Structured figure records

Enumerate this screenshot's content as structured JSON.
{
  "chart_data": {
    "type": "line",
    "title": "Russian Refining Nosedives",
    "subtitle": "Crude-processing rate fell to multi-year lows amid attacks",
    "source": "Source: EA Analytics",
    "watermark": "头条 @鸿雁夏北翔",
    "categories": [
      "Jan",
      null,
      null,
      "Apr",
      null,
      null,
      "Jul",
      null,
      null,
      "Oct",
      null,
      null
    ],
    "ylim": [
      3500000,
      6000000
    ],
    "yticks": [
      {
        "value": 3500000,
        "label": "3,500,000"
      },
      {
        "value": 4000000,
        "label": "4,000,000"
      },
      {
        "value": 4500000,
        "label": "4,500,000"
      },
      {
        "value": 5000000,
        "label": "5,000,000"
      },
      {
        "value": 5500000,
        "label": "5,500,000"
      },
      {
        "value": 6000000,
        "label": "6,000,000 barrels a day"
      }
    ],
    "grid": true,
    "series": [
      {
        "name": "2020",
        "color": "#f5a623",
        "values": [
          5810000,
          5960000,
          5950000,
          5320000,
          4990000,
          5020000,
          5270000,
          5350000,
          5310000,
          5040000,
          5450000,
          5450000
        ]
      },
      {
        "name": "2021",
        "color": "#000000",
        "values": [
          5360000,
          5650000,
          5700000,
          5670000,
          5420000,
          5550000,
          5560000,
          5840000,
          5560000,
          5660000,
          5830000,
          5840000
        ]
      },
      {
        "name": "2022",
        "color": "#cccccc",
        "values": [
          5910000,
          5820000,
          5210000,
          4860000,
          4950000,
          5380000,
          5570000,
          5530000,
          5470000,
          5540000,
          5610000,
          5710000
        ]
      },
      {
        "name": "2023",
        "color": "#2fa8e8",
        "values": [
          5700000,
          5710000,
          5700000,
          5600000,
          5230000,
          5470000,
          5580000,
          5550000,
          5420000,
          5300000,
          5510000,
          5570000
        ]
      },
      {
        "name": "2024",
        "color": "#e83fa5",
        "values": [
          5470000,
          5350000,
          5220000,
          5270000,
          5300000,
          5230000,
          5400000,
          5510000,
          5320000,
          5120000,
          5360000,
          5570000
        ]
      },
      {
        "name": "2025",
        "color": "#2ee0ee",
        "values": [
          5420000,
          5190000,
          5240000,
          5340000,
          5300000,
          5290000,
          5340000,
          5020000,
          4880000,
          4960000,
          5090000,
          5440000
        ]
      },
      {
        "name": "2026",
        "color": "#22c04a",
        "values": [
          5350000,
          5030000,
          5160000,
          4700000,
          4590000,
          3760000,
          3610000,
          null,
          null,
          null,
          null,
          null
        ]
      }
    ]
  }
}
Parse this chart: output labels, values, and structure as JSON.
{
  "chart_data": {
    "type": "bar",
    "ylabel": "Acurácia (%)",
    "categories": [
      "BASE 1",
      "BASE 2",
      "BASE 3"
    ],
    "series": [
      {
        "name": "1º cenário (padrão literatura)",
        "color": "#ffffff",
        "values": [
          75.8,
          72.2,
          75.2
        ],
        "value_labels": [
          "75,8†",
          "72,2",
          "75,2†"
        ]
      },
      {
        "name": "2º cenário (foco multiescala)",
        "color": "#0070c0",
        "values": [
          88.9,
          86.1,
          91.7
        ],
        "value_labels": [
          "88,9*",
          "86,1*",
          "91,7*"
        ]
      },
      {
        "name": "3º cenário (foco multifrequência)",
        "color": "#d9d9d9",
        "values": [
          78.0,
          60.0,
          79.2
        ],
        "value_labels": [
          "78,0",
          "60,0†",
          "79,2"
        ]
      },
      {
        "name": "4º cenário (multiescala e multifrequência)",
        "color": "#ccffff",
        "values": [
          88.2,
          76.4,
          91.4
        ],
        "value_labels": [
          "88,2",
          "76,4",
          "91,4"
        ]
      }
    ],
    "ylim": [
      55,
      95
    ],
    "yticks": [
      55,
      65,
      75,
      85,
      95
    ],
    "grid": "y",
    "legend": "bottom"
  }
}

**INSTRUCTIONS FOR THE TASK:** Transcribe the data above in full, exactly.

**TASK OUTPUT:**
Enumerate this screenshot's content as structured JSON.
{
  "chart_data": {
    "type": "line",
    "title": "Russian Refining Nosedives",
    "subtitle": "Crude-processing rate fell to multi-year lows amid attacks",
    "source": "Source: EA Analytics",
    "watermark": "头条 @鸿雁夏北翔",
    "categories": [
      "Jan",
      null,
      null,
      "Apr",
      null,
      null,
      "Jul",
      null,
      null,
      "Oct",
      null,
      null
    ],
    "ylim": [
      3500000,
      6000000
    ],
    "yticks": [
      {
        "value": 3500000,
        "label": "3,500,000"
      },
      {
        "value": 4000000,
        "label": "4,000,000"
      },
      {
        "value": 4500000,
        "label": "4,500,000"
      },
      {
        "value": 5000000,
        "label": "5,000,000"
      },
      {
        "value": 5500000,
        "label": "5,500,000"
      },
      {
        "value": 6000000,
        "label": "6,000,000 barrels a day"
      }
    ],
    "grid": true,
    "series": [
      {
        "name": "2020",
        "color": "#f5a623",
        "values": [
          5810000,
          5960000,
          5950000,
          5320000,
          4990000,
          5020000,
          5270000,
          5350000,
          5310000,
          5040000,
          5450000,
          5450000
        ]
      },
      {
        "name": "2021",
        "color": "#000000",
        "values": [
          5360000,
          5650000,
          5700000,
          5670000,
          5420000,
          5550000,
          5560000,
          5840000,
          5560000,
          5660000,
          5830000,
          5840000
        ]
      },
      {
        "name": "2022",
        "color": "#cccccc",
        "values": [
          5910000,
          5820000,
          5210000,
          4860000,
          4950000,
          5380000,
          5570000,
          5530000,
          5470000,
          5540000,
          5610000,
          5710000
        ]
      },
      {
        "name": "2023",
        "color": "#2fa8e8",
        "values": [
          5700000,
          5710000,
          5700000,
          5600000,
          5230000,
          5470000,
          5580000,
          5550000,
          5420000,
          5300000,
          5510000,
          5570000
        ]
      },
      {
        "name": "2024",
        "color": "#e83fa5",
        "values": [
          5470000,
          5350000,
          5220000,
          5270000,
          5300000,
          5230000,
          5400000,
          5510000,
          5320000,
          5120000,
          5360000,
          5570000
        ]
      },
      {
        "name": "2025",
        "color": "#2ee0ee",
        "values": [
          5420000,
          5190000,
          5240000,
          5340000,
          5300000,
          5290000,
          5340000,
          5020000,
          4880000,
          4960000,
          5090000,
          5440000
        ]
      },
      {
        "name": "2026",
        "color": "#22c04a",
        "values": [
          5350000,
          5030000,
          5160000,
          4700000,
          4590000,
          3760000,
          3610000,
          null,
          null,
          null,
          null,
          null
        ]
      }
    ]
  }
}
Parse this chart: output labels, values, and structure as JSON.
{
  "chart_data": {
    "type": "bar",
    "ylabel": "Acurácia (%)",
    "categories": [
      "BASE 1",
      "BASE 2",
      "BASE 3"
    ],
    "series": [
      {
        "name": "1º cenário (padrão literatura)",
        "color": "#ffffff",
        "values": [
          75.8,
          72.2,
          75.2
        ],
        "value_labels": [
          "75,8†",
          "72,2",
          "75,2†"
        ]
      },
      {
        "name": "2º cenário (foco multiescala)",
        "color": "#0070c0",
        "values": [
          88.9,
          86.1,
          91.7
        ],
        "value_labels": [
          "88,9*",
          "86,1*",
          "91,7*"
        ]
      },
      {
        "name": "3º cenário (foco multifrequência)",
        "color": "#d9d9d9",
        "values": [
          78.0,
          60.0,
          79.2
        ],
        "value_labels": [
          "78,0",
          "60,0†",
          "79,2"
        ]
      },
      {
        "name": "4º cenário (multiescala e multifrequência)",
        "color": "#ccffff",
        "values": [
          88.2,
          76.4,
          91.4
        ],
        "value_labels": [
          "88,2",
          "76,4",
          "91,4"
        ]
      }
    ],
    "ylim": [
      55,
      95
    ],
    "yticks": [
      55,
      65,
      75,
      85,
      95
    ],
    "grid": "y",
    "legend": "bottom"
  }
}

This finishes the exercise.